* PROBLEM TO SOLVE *
Every record must be repeated exactly; omit any pictures they contain.

* Excerpts from a figure dataset *
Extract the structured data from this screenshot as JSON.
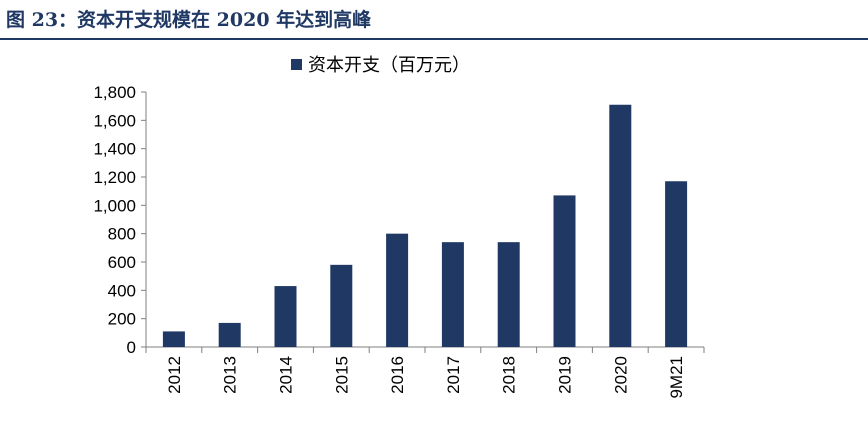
{
  "figure": {
    "title": "图 23：资本开支规模在 2020 年达到高峰"
  },
  "colors": {
    "bar": "#1f3864",
    "title": "#1f3864",
    "axis": "#7f7f7f"
  },
  "chart_data": {
    "type": "bar",
    "categories": [
      "2012",
      "2013",
      "2014",
      "2015",
      "2016",
      "2017",
      "2018",
      "2019",
      "2020",
      "9M21"
    ],
    "series": [
      {
        "name": "资本开支（百万元）",
        "values": [
          110,
          170,
          430,
          580,
          800,
          740,
          740,
          1070,
          1710,
          1170
        ]
      }
    ],
    "ylim": [
      0,
      1800
    ],
    "yticks": [
      "0",
      "200",
      "400",
      "600",
      "800",
      "1,000",
      "1,200",
      "1,400",
      "1,600",
      "1,800"
    ],
    "grid": false,
    "legend_position": "top-center",
    "xlabel": "",
    "ylabel": ""
  }
}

* RESULT *
Extract the structured data from this screenshot as JSON.
{
  "figure": {
    "title": "图 23：资本开支规模在 2020 年达到高峰"
  },
  "colors": {
    "bar": "#1f3864",
    "title": "#1f3864",
    "axis": "#7f7f7f"
  },
  "chart_data": {
    "type": "bar",
    "categories": [
      "2012",
      "2013",
      "2014",
      "2015",
      "2016",
      "2017",
      "2018",
      "2019",
      "2020",
      "9M21"
    ],
    "series": [
      {
        "name": "资本开支（百万元）",
        "values": [
          110,
          170,
          430,
          580,
          800,
          740,
          740,
          1070,
          1710,
          1170
        ]
      }
    ],
    "ylim": [
      0,
      1800
    ],
    "yticks": [
      "0",
      "200",
      "400",
      "600",
      "800",
      "1,000",
      "1,200",
      "1,400",
      "1,600",
      "1,800"
    ],
    "grid": false,
    "legend_position": "top-center",
    "xlabel": "",
    "ylabel": ""
  }
}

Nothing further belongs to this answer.